Directions: Repeat every line exactly, keeping the pictures out of the copy.

--- begin Material to process ---

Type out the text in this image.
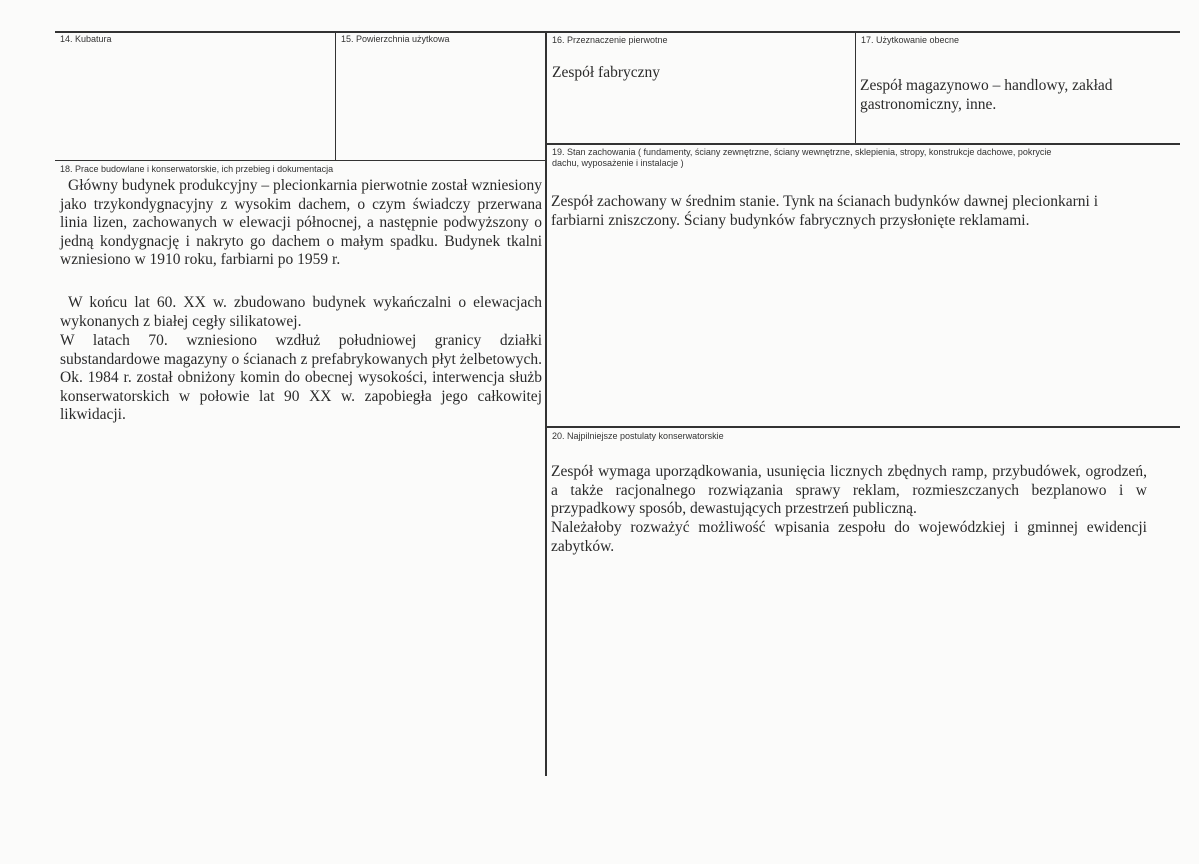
14. Kubatura	15. Powierzchnia użytkowa	16. Przeznaczenie pierwotne
Zespół fabryczny
17. Użytkowanie obecne
Zespół magazynowo – handlowy, zakład gastronomiczny, inne.
18. Prace budowlane i konserwatorskie, ich przebieg i dokumentacja
Główny budynek produkcyjny – plecionkarnia pierwotnie został wzniesiony jako trzykondygnacyjny z wysokim dachem, o czym świadczy przerwana linia lizen, zachowanych w elewacji północnej, a następnie podwyższony o jedną kondygnację i nakryto go dachem o małym spadku. Budynek tkalni wzniesiono w 1910 roku, farbiarni po 1959 r.
W końcu lat 60. XX w. zbudowano budynek wykańczalni o elewacjach wykonanych z białej cegły silikatowej.
W latach 70. wzniesiono wzdłuż południowej granicy działki substandardowe magazyny o ścianach z prefabrykowanych płyt żelbetowych. Ok. 1984 r. został obniżony komin do obecnej wysokości, interwencja służb konserwatorskich w połowie lat 90 XX w. zapobiegła jego całkowitej likwidacji.
19. Stan zachowania ( fundamenty, ściany zewnętrzne, ściany wewnętrzne, sklepienia, stropy, konstrukcje dachowe, pokrycie dachu, wyposażenie i instalacje )
Zespół zachowany w średnim stanie. Tynk na ścianach budynków dawnej plecionkarni i farbiarni zniszczony. Ściany budynków fabrycznych przysłonięte reklamami.
20. Najpilniejsze postulaty konserwatorskie
Zespół wymaga uporządkowania, usunięcia licznych zbędnych ramp, przybudówek, ogrodzeń, a także racjonalnego rozwiązania sprawy reklam, rozmieszczanych bezplanowo i w przypadkowy sposób, dewastujących przestrzeń publiczną.
Należałoby rozważyć możliwość wpisania zespołu do wojewódzkiej i gminnej ewidencji zabytków.
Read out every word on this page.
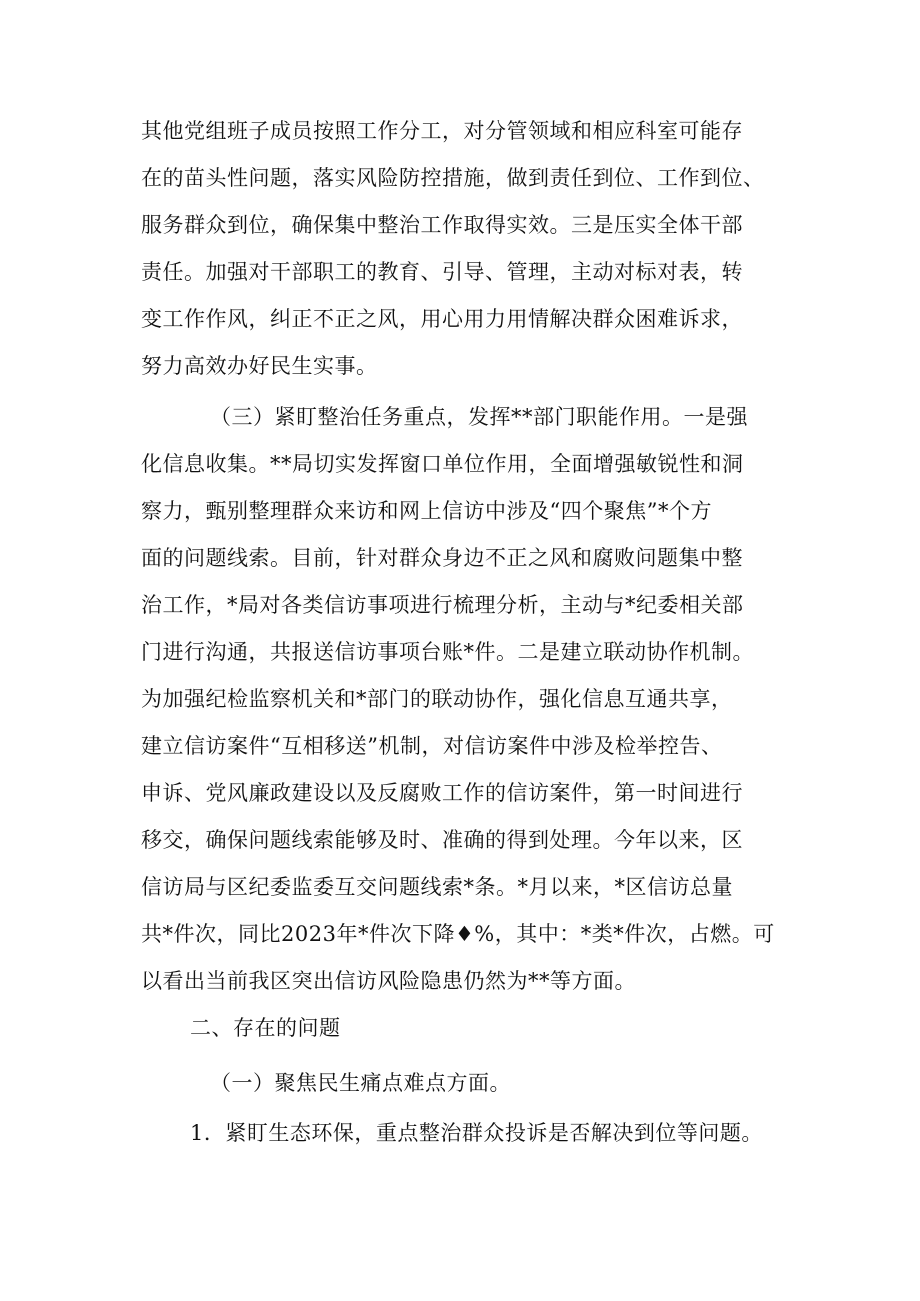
其他党组班子成员按照工作分工，对分管领域和相应科室可能存
在的苗头性问题，落实风险防控措施，做到责任到位、工作到位、
服务群众到位，确保集中整治工作取得实效。三是压实全体干部
责任。加强对干部职工的教育、引导、管理，主动对标对表，转
变工作作风，纠正不正之风，用心用力用情解决群众困难诉求，
努力高效办好民生实事。
（三）紧盯整治任务重点，发挥**部门职能作用。一是强
化信息收集。**局切实发挥窗口单位作用，全面增强敏锐性和洞
察力，甄别整理群众来访和网上信访中涉及“四个聚焦”*个方
面的问题线索。目前，针对群众身边不正之风和腐败问题集中整
治工作，*局对各类信访事项进行梳理分析，主动与*纪委相关部
门进行沟通，共报送信访事项台账*件。二是建立联动协作机制。
为加强纪检监察机关和*部门的联动协作，强化信息互通共享，
建立信访案件“互相移送”机制，对信访案件中涉及检举控告、
申诉、党风廉政建设以及反腐败工作的信访案件，第一时间进行
移交，确保问题线索能够及时、准确的得到处理。今年以来，区
信访局与区纪委监委互交问题线索*条。*月以来，*区信访总量
共*件次，同比2023年*件次下降♦%，其中：*类*件次，占燃。可
以看出当前我区突出信访风险隐患仍然为**等方面。
二、存在的问题
（一）聚焦民生痛点难点方面。
1．紧盯生态环保，重点整治群众投诉是否解决到位等问题。
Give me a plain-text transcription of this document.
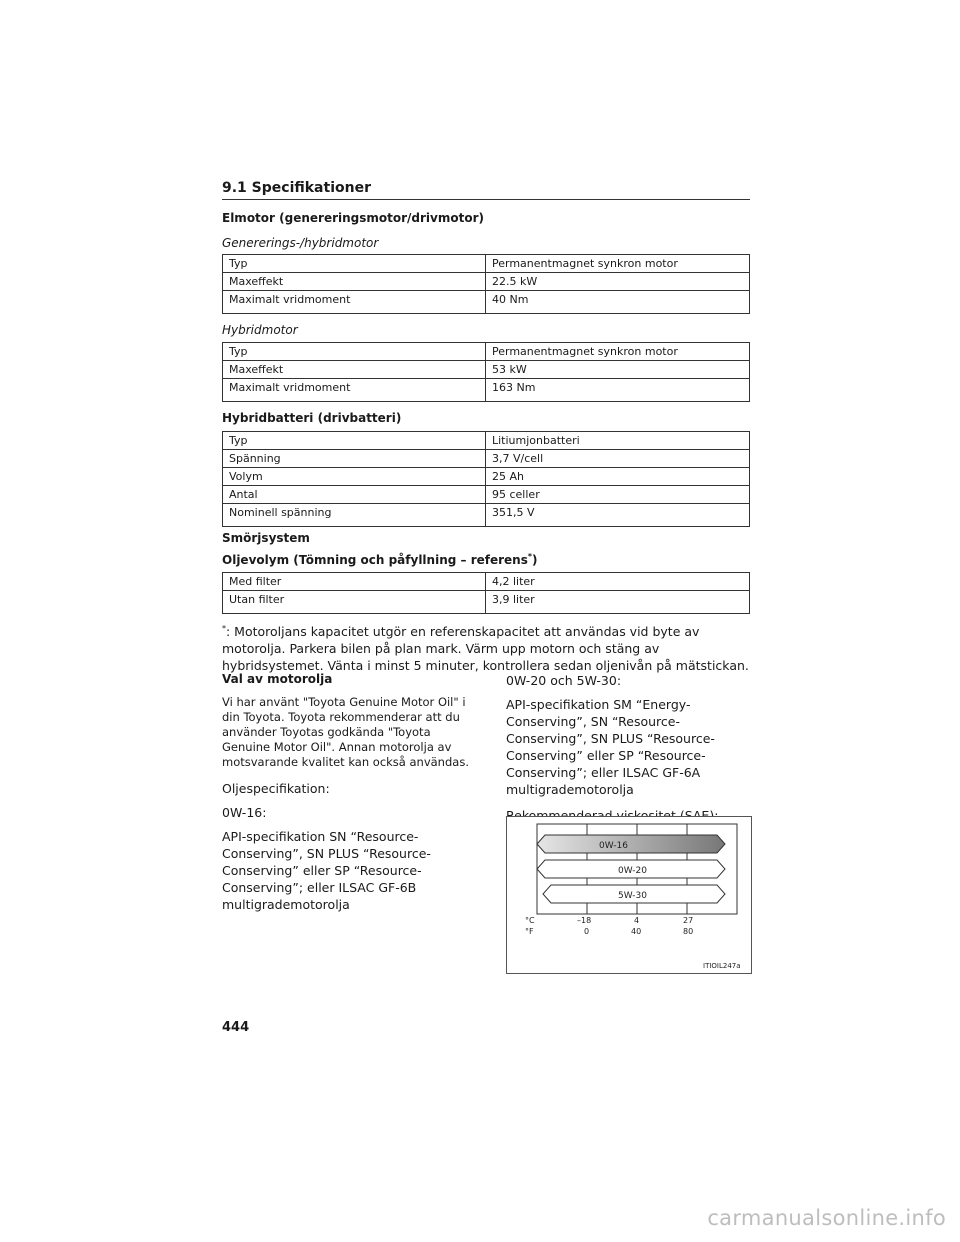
9.1 Specifikationer
Elmotor (genereringsmotor/drivmotor)
Genererings-/hybridmotor
Typ	Permanentmagnet synkron motor
Maxeffekt	22.5 kW
Maximalt vridmoment	40 Nm
Hybridmotor
Typ	Permanentmagnet synkron motor
Maxeffekt	53 kW
Maximalt vridmoment	163 Nm
Hybridbatteri (drivbatteri)
Typ	Litiumjonbatteri
Spänning	3,7 V/cell
Volym	25 Ah
Antal	95 celler
Nominell spänning	351,5 V
Smörjsystem
Oljevolym (Tömning och påfyllning – referens*)
Med filter	4,2 liter
Utan filter	3,9 liter
*: Motoroljans kapacitet utgör en referenskapacitet att användas vid byte av motorolja. Parkera bilen på plan mark. Värm upp motorn och stäng av hybridsystemet. Vänta i minst 5 minuter, kontrollera sedan oljenivån på mätstickan.

Val av motorolja

Vi har använt "Toyota Genuine Motor Oil" i din Toyota. Toyota rekommenderar att du använder Toyotas godkända "Toyota Genuine Motor Oil". Annan motorolja av motsvarande kvalitet kan också användas.

Oljespecifikation:

0W-16:

API-specifikation SN “Resource-Conserving”, SN PLUS “Resource-Conserving” eller SP “Resource-Conserving”; eller ILSAC GF-6B multigrademotorolja

0W-20 och 5W-30:

API-specifikation SM “Energy-Conserving”, SN “Resource-Conserving”, SN PLUS “Resource-Conserving” eller SP “Resource-Conserving”; eller ILSAC GF-6A multigrademotorolja

0W-16
0W-20
5W-30
°C
°F
–18	4	27
0	40	80
ITIOIL247a
444
carmanualsonline.info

--- end Material to process ---

Response:
Type out the text in this image.
14. Kubatura	15. Powierzchnia użytkowa	16. Przeznaczenie pierwotne
Zespół fabryczny
17. Użytkowanie obecne
Zespół magazynowo – handlowy, zakład gastronomiczny, inne.
18. Prace budowlane i konserwatorskie, ich przebieg i dokumentacja
Główny budynek produkcyjny – plecionkarnia pierwotnie został wzniesiony jako trzykondygnacyjny z wysokim dachem, o czym świadczy przerwana linia lizen, zachowanych w elewacji północnej, a następnie podwyższony o jedną kondygnację i nakryto go dachem o małym spadku. Budynek tkalni wzniesiono w 1910 roku, farbiarni po 1959 r.
W końcu lat 60. XX w. zbudowano budynek wykańczalni o elewacjach wykonanych z białej cegły silikatowej.
W latach 70. wzniesiono wzdłuż południowej granicy działki substandardowe magazyny o ścianach z prefabrykowanych płyt żelbetowych. Ok. 1984 r. został obniżony komin do obecnej wysokości, interwencja służb konserwatorskich w połowie lat 90 XX w. zapobiegła jego całkowitej likwidacji.
19. Stan zachowania ( fundamenty, ściany zewnętrzne, ściany wewnętrzne, sklepienia, stropy, konstrukcje dachowe, pokrycie dachu, wyposażenie i instalacje )
Zespół zachowany w średnim stanie. Tynk na ścianach budynków dawnej plecionkarni i farbiarni zniszczony. Ściany budynków fabrycznych przysłonięte reklamami.
20. Najpilniejsze postulaty konserwatorskie
Zespół wymaga uporządkowania, usunięcia licznych zbędnych ramp, przybudówek, ogrodzeń, a także racjonalnego rozwiązania sprawy reklam, rozmieszczanych bezplanowo i w przypadkowy sposób, dewastujących przestrzeń publiczną.
Należałoby rozważyć możliwość wpisania zespołu do wojewódzkiej i gminnej ewidencji zabytków.
Read out every word on this page.
其他党组班子成员按照工作分工，对分管领域和相应科室可能存
在的苗头性问题，落实风险防控措施，做到责任到位、工作到位、
服务群众到位，确保集中整治工作取得实效。三是压实全体干部
责任。加强对干部职工的教育、引导、管理，主动对标对表，转
变工作作风，纠正不正之风，用心用力用情解决群众困难诉求，
努力高效办好民生实事。
（三）紧盯整治任务重点，发挥**部门职能作用。一是强
化信息收集。**局切实发挥窗口单位作用，全面增强敏锐性和洞
察力，甄别整理群众来访和网上信访中涉及“四个聚焦”*个方
面的问题线索。目前，针对群众身边不正之风和腐败问题集中整
治工作，*局对各类信访事项进行梳理分析，主动与*纪委相关部
门进行沟通，共报送信访事项台账*件。二是建立联动协作机制。
为加强纪检监察机关和*部门的联动协作，强化信息互通共享，
建立信访案件“互相移送”机制，对信访案件中涉及检举控告、
申诉、党风廉政建设以及反腐败工作的信访案件，第一时间进行
移交，确保问题线索能够及时、准确的得到处理。今年以来，区
信访局与区纪委监委互交问题线索*条。*月以来，*区信访总量
共*件次，同比2023年*件次下降♦%，其中：*类*件次，占燃。可
以看出当前我区突出信访风险隐患仍然为**等方面。
二、存在的问题
（一）聚焦民生痛点难点方面。
1．紧盯生态环保，重点整治群众投诉是否解决到位等问题。
Give me a plain-text transcription of this document.
9.1 Specifikationer
Elmotor (genereringsmotor/drivmotor)
Genererings-/hybridmotor
Typ	Permanentmagnet synkron motor
Maxeffekt	22.5 kW
Maximalt vridmoment	40 Nm
Hybridmotor
Typ	Permanentmagnet synkron motor
Maxeffekt	53 kW
Maximalt vridmoment	163 Nm
Hybridbatteri (drivbatteri)
Typ	Litiumjonbatteri
Spänning	3,7 V/cell
Volym	25 Ah
Antal	95 celler
Nominell spänning	351,5 V
Smörjsystem
Oljevolym (Tömning och påfyllning – referens*)
Med filter	4,2 liter
Utan filter	3,9 liter
*: Motoroljans kapacitet utgör en referenskapacitet att användas vid byte av motorolja. Parkera bilen på plan mark. Värm upp motorn och stäng av hybridsystemet. Vänta i minst 5 minuter, kontrollera sedan oljenivån på mätstickan.

Val av motorolja

Vi har använt "Toyota Genuine Motor Oil" i din Toyota. Toyota rekommenderar att du använder Toyotas godkända "Toyota Genuine Motor Oil". Annan motorolja av motsvarande kvalitet kan också användas.

Oljespecifikation:

0W-16:

API-specifikation SN “Resource-Conserving”, SN PLUS “Resource-Conserving” eller SP “Resource-Conserving”; eller ILSAC GF-6B multigrademotorolja

0W-20 och 5W-30:

API-specifikation SM “Energy-Conserving”, SN “Resource-Conserving”, SN PLUS “Resource-Conserving” eller SP “Resource-Conserving”; eller ILSAC GF-6A multigrademotorolja

0W-16
0W-20
5W-30
°C
°F
–18	4	27
0	40	80
ITIOIL247a
444
carmanualsonline.info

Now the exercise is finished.